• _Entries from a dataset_

——————————

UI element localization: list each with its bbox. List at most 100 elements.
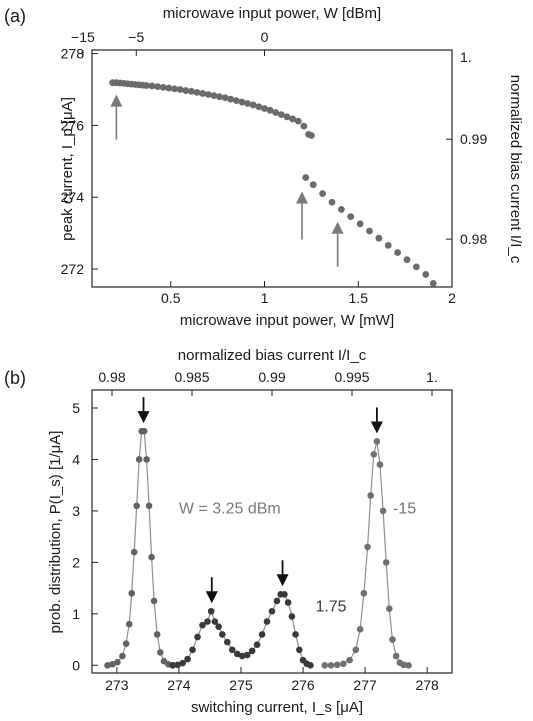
panel-a-point (171, 85, 178, 93)
panel-b-point (204, 618, 211, 625)
panel-b-point (169, 661, 176, 669)
panel-a-x-axis-label: microwave input power, W [mW] (180, 312, 394, 329)
panel-b-arrow-head (205, 591, 218, 604)
panel-a-top-tick-label: 0 (261, 29, 269, 45)
panel-a-arrow-head (296, 191, 308, 204)
panel-b-y-tick-label: 1 (72, 606, 80, 622)
panel-a-top-tick-label: −5 (128, 29, 144, 45)
panel-b-point (389, 636, 396, 643)
panel-b-arrow-head (370, 421, 383, 434)
panel-b-point (238, 652, 246, 660)
panel-b: (b) normalized bias current I/I_c switch… (4, 347, 453, 716)
panel-b-point (281, 590, 288, 598)
panel-b-point (376, 461, 384, 468)
panel-a-point (337, 206, 345, 213)
panel-a-point (328, 198, 336, 206)
panel-b-x-tick-label: 273 (105, 677, 129, 693)
panel-b-point (148, 553, 155, 561)
panel-b-point (307, 661, 314, 669)
panel-b-point (386, 605, 393, 612)
panel-a-point (307, 132, 315, 139)
panel-b-point (392, 652, 400, 660)
panel-b-axes: 273 274 275 276 277 278 0 1 2 3 4 5 0.98 0.985 0.99 0.9… (72, 369, 439, 693)
panel-b-y-tick-label: 3 (72, 503, 80, 519)
panel-b-point (153, 631, 161, 638)
panel-b-x-tick-label: 277 (353, 677, 377, 693)
panel-a-point (216, 93, 223, 101)
panel-b-point (199, 621, 206, 629)
panel-b-point (194, 633, 201, 641)
panel-a-point (319, 190, 327, 198)
panel-a-point (366, 227, 373, 235)
panel-b-x-tick-label: 276 (291, 677, 315, 693)
panel-b-point (405, 661, 412, 669)
panel-a-point (272, 109, 280, 116)
panel-b-top-tick-label: 0.985 (174, 369, 209, 385)
panel-a-point (244, 100, 252, 107)
panel-b-point (367, 492, 374, 499)
panel-b-point (145, 502, 153, 510)
panel-b-points (104, 427, 412, 669)
panel-a-point (232, 97, 240, 105)
panel-a-point (148, 82, 156, 90)
panel-b-point (273, 597, 281, 605)
panel-b-x-tick-label: 275 (229, 677, 253, 693)
panel-a-point (347, 213, 355, 221)
panel-b-y-tick-label: 4 (72, 451, 80, 467)
panel-a-point (356, 220, 364, 228)
panel-b-annotation: -15 (393, 500, 416, 517)
panel-a-point (394, 249, 402, 256)
panel-b-point (248, 647, 256, 655)
panel-b-point (352, 646, 360, 654)
panel-b-point (288, 613, 296, 620)
panel-b-point (333, 661, 341, 669)
panel-a-y-tick-label: 274 (61, 189, 85, 205)
panel-b-x-axis-label: switching current, I_s [μA] (191, 699, 363, 716)
panel-a-point (261, 105, 268, 112)
panel-b-lines (107, 430, 409, 666)
panel-b-point (379, 507, 387, 515)
panel-b-x-tick-label: 278 (415, 677, 439, 693)
panel-b-point (133, 502, 140, 510)
panel-b-point (382, 559, 390, 566)
panel-b-point (356, 625, 364, 633)
panel-b-point (114, 658, 121, 666)
panel-a-x-tick-label: 2 (448, 290, 456, 306)
panel-a-point (302, 174, 310, 181)
panel-b-top-tick-label: 1. (426, 369, 438, 385)
panel-b-point (156, 649, 164, 656)
panel-b-y-tick-label: 0 (72, 657, 80, 673)
panel-a-x-tick-label: 1.5 (349, 290, 369, 306)
panel-a-point (300, 122, 308, 130)
panel-b-arrows (137, 397, 383, 604)
panel-b-point (253, 641, 261, 648)
panel-a-point (249, 101, 257, 109)
panel-b-point (228, 646, 236, 654)
panel-b-top-axis-label: normalized bias current I/I_c (178, 347, 367, 364)
panel-a-point (255, 103, 263, 111)
panel-b-top-tick-label: 0.995 (334, 369, 369, 385)
panel-a-point (199, 90, 207, 97)
panel-a-label: (a) (4, 6, 26, 26)
panel-b-x-tick-label: 274 (167, 677, 191, 693)
panel-a-point (283, 113, 291, 121)
panel-a-point (429, 280, 437, 287)
panel-a-point (422, 271, 430, 278)
panel-b-point (122, 640, 130, 647)
panel-a-y-tick-label: 278 (61, 46, 85, 62)
panel-a-point (176, 86, 184, 93)
panel-a: (a) microwave input power, W [dBm] micro… (4, 5, 524, 329)
panel-a-point (182, 87, 190, 94)
panel-a-top-tick-label: −15 (71, 29, 95, 45)
panel-a-arrows (110, 94, 344, 267)
panel-a-top-axis-label: microwave input power, W [dBm] (163, 5, 381, 22)
panel-b-point (373, 438, 381, 445)
panel-a-right-tick-label: 0.99 (460, 131, 487, 147)
panel-a-x-tick-label: 0.5 (161, 290, 181, 306)
panel-a-arrow-head (110, 94, 123, 107)
panel-a-point (154, 83, 162, 91)
panel-b-point (109, 660, 116, 668)
panel-b-point (215, 623, 222, 630)
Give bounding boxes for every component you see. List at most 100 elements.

——————————

Write out all the rows above again, changing every "microwave input power" to "microwave drive power" and keeping everything else the same. Leave the pictures out.

UI element localization: list each with its bbox. List at most 100 elements.
panel-a-point (171, 85, 178, 93)
panel-b-point (204, 618, 211, 625)
panel-b-point (169, 661, 176, 669)
panel-a-x-axis-label: microwave drive power, W [mW] (180, 312, 394, 329)
panel-b-arrow-head (205, 591, 218, 604)
panel-a-top-tick-label: 0 (261, 29, 269, 45)
panel-a-arrow-head (296, 191, 308, 204)
panel-b-y-tick-label: 1 (72, 606, 80, 622)
panel-a-top-tick-label: −5 (128, 29, 144, 45)
panel-b-point (389, 636, 396, 643)
panel-b-arrow-head (370, 421, 383, 434)
panel-b-point (238, 652, 246, 660)
panel-b: (b) normalized bias current I/I_c switch… (4, 347, 453, 716)
panel-b-point (281, 590, 288, 598)
panel-b-point (376, 461, 384, 468)
panel-a-point (337, 206, 345, 213)
panel-a-point (328, 198, 336, 206)
panel-b-x-tick-label: 273 (105, 677, 129, 693)
panel-b-point (148, 553, 155, 561)
panel-b-point (307, 661, 314, 669)
panel-b-point (386, 605, 393, 612)
panel-a-point (307, 132, 315, 139)
panel-b-point (392, 652, 400, 660)
panel-b-axes: 273 274 275 276 277 278 0 1 2 3 4 5 0.98 0.985 0.99 0.9… (72, 369, 439, 693)
panel-b-y-tick-label: 3 (72, 503, 80, 519)
panel-b-point (153, 631, 161, 638)
panel-b-x-tick-label: 277 (353, 677, 377, 693)
panel-a-point (216, 93, 223, 101)
panel-b-point (199, 621, 206, 629)
panel-b-point (194, 633, 201, 641)
panel-a-point (319, 190, 327, 198)
panel-a-point (366, 227, 373, 235)
panel-b-x-tick-label: 276 (291, 677, 315, 693)
panel-b-point (405, 661, 412, 669)
panel-a-point (272, 109, 280, 116)
panel-b-top-tick-label: 0.985 (174, 369, 209, 385)
panel-a-point (244, 100, 252, 107)
panel-b-point (367, 492, 374, 499)
panel-b-point (145, 502, 153, 510)
panel-b-points (104, 427, 412, 669)
panel-a-point (232, 97, 240, 105)
panel-a-point (148, 82, 156, 90)
panel-b-point (273, 597, 281, 605)
panel-b-x-tick-label: 275 (229, 677, 253, 693)
panel-a-point (347, 213, 355, 221)
panel-b-y-tick-label: 4 (72, 451, 80, 467)
panel-a-point (356, 220, 364, 228)
panel-b-annotation: -15 (393, 500, 416, 517)
panel-a-point (394, 249, 402, 256)
panel-b-point (248, 647, 256, 655)
panel-b-point (352, 646, 360, 654)
panel-b-point (288, 613, 296, 620)
panel-b-point (333, 661, 341, 669)
panel-a-y-tick-label: 274 (61, 189, 85, 205)
panel-b-x-axis-label: switching current, I_s [μA] (191, 699, 363, 716)
panel-a-point (261, 105, 268, 112)
panel-b-lines (107, 430, 409, 666)
panel-b-point (379, 507, 387, 515)
panel-b-x-tick-label: 278 (415, 677, 439, 693)
panel-b-point (133, 502, 140, 510)
panel-b-point (382, 559, 390, 566)
panel-b-point (356, 625, 364, 633)
panel-b-point (114, 658, 121, 666)
panel-a-x-tick-label: 2 (448, 290, 456, 306)
panel-a-point (302, 174, 310, 181)
panel-b-top-tick-label: 1. (426, 369, 438, 385)
panel-b-point (156, 649, 164, 656)
panel-b-y-tick-label: 0 (72, 657, 80, 673)
panel-a-x-tick-label: 1.5 (349, 290, 369, 306)
panel-a-point (300, 122, 308, 130)
panel-b-arrows (137, 397, 383, 604)
panel-b-point (253, 641, 261, 648)
panel-a-point (249, 101, 257, 109)
panel-b-point (228, 646, 236, 654)
panel-b-top-axis-label: normalized bias current I/I_c (178, 347, 367, 364)
panel-a-point (255, 103, 263, 111)
panel-b-top-tick-label: 0.995 (334, 369, 369, 385)
panel-a-point (199, 90, 207, 97)
panel-a-label: (a) (4, 6, 26, 26)
panel-b-x-tick-label: 274 (167, 677, 191, 693)
panel-a-point (283, 113, 291, 121)
panel-a-point (429, 280, 437, 287)
panel-a-point (422, 271, 430, 278)
panel-b-point (122, 640, 130, 647)
panel-a-y-tick-label: 278 (61, 46, 85, 62)
panel-a-point (176, 86, 184, 93)
panel-a: (a) microwave drive power, W [dBm] micro… (4, 5, 524, 329)
panel-a-point (182, 87, 190, 94)
panel-a-top-tick-label: −15 (71, 29, 95, 45)
panel-a-arrows (110, 94, 344, 267)
panel-a-top-axis-label: microwave drive power, W [dBm] (163, 5, 381, 22)
panel-b-point (373, 438, 381, 445)
panel-a-right-tick-label: 0.99 (460, 131, 487, 147)
panel-a-x-tick-label: 0.5 (161, 290, 181, 306)
panel-a-arrow-head (110, 94, 123, 107)
panel-a-point (154, 83, 162, 91)
panel-b-point (109, 660, 116, 668)
panel-b-point (215, 623, 222, 630)
Give bounding boxes for every component you see. List at most 100 elements.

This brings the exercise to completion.